Extracted records:
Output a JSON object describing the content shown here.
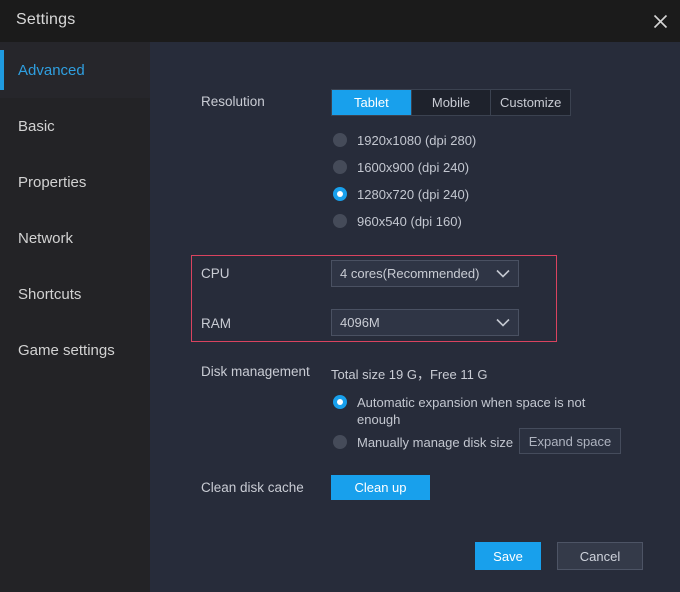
{
  "window": {
    "title": "Settings",
    "close_icon": "close-icon"
  },
  "sidebar": {
    "items": [
      {
        "label": "Advanced",
        "active": true
      },
      {
        "label": "Basic",
        "active": false
      },
      {
        "label": "Properties",
        "active": false
      },
      {
        "label": "Network",
        "active": false
      },
      {
        "label": "Shortcuts",
        "active": false
      },
      {
        "label": "Game settings",
        "active": false
      }
    ]
  },
  "colors": {
    "accent": "#18a0ec",
    "sidebar_active_text": "#2f9fe0",
    "highlight_box": "#d9435f",
    "content_bg": "#272c3a",
    "sidebar_bg": "#232326",
    "titlebar_bg": "#1b1b1b"
  },
  "main": {
    "resolution": {
      "label": "Resolution",
      "tabs": [
        {
          "label": "Tablet",
          "active": true
        },
        {
          "label": "Mobile",
          "active": false
        },
        {
          "label": "Customize",
          "active": false
        }
      ],
      "options": [
        {
          "label": "1920x1080  (dpi 280)",
          "selected": false
        },
        {
          "label": "1600x900  (dpi 240)",
          "selected": false
        },
        {
          "label": "1280x720  (dpi 240)",
          "selected": true
        },
        {
          "label": "960x540  (dpi 160)",
          "selected": false
        }
      ]
    },
    "cpu": {
      "label": "CPU",
      "value": "4 cores(Recommended)",
      "arrow_icon": "chevron-down-icon"
    },
    "ram": {
      "label": "RAM",
      "value": "4096M",
      "arrow_icon": "chevron-down-icon"
    },
    "disk": {
      "label": "Disk management",
      "summary": "Total size 19 G，Free 11 G",
      "options": [
        {
          "label": "Automatic expansion when space is not enough",
          "selected": true
        },
        {
          "label": "Manually manage disk size",
          "selected": false
        }
      ],
      "expand_button": "Expand space"
    },
    "clean_cache": {
      "label": "Clean disk cache",
      "button": "Clean up"
    }
  },
  "footer": {
    "save": "Save",
    "cancel": "Cancel"
  }
}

REQUIREMENT:
Copy all lines above containing the string "value".

EXERCISE RESPONSE:
      "value": "4 cores(Recommended)",
      "value": "4096M",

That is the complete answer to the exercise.